● **YOUR INSTRUCTIONS**
Write the data out again, character for character, with no images.

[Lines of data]
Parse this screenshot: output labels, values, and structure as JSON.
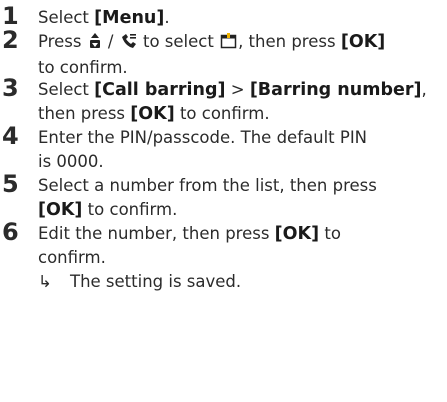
{
  "steps": [
    {
      "number": "1",
      "before": "Select ",
      "kw1": "[Menu]",
      "after": "."
    },
    {
      "number": "2",
      "t1": "Press ",
      "t2": " / ",
      "t3": " to select ",
      "t4": ", then press ",
      "kw1": "[OK]",
      "t5": "to confirm.",
      "icons": [
        "up-down-nav-icon",
        "redial-phonebook-icon",
        "settings-menu-icon"
      ]
    },
    {
      "number": "3",
      "t1": "Select ",
      "kw1": "[Call barring]",
      "t2": " > ",
      "kw2": "[Barring number]",
      "t3": ",",
      "t4": "then press ",
      "kw3": "[OK]",
      "t5": " to confirm."
    },
    {
      "number": "4",
      "line1": "Enter the PIN/passcode. The default PIN",
      "line2": "is 0000."
    },
    {
      "number": "5",
      "line1": "Select a number from the list, then press",
      "kw1": "[OK]",
      "t2": " to confirm."
    },
    {
      "number": "6",
      "t1": "Edit the number, then press ",
      "kw1": "[OK]",
      "t2": " to",
      "line2": "confirm."
    }
  ],
  "result": {
    "arrow": "↳",
    "text": "The setting is saved."
  }
}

● **RESPONSE TO THE EXERCISE**
Parse this screenshot: output labels, values, and structure as JSON.
{
  "steps": [
    {
      "number": "1",
      "before": "Select ",
      "kw1": "[Menu]",
      "after": "."
    },
    {
      "number": "2",
      "t1": "Press ",
      "t2": " / ",
      "t3": " to select ",
      "t4": ", then press ",
      "kw1": "[OK]",
      "t5": "to confirm.",
      "icons": [
        "up-down-nav-icon",
        "redial-phonebook-icon",
        "settings-menu-icon"
      ]
    },
    {
      "number": "3",
      "t1": "Select ",
      "kw1": "[Call barring]",
      "t2": " > ",
      "kw2": "[Barring number]",
      "t3": ",",
      "t4": "then press ",
      "kw3": "[OK]",
      "t5": " to confirm."
    },
    {
      "number": "4",
      "line1": "Enter the PIN/passcode. The default PIN",
      "line2": "is 0000."
    },
    {
      "number": "5",
      "line1": "Select a number from the list, then press",
      "kw1": "[OK]",
      "t2": " to confirm."
    },
    {
      "number": "6",
      "t1": "Edit the number, then press ",
      "kw1": "[OK]",
      "t2": " to",
      "line2": "confirm."
    }
  ],
  "result": {
    "arrow": "↳",
    "text": "The setting is saved."
  }
}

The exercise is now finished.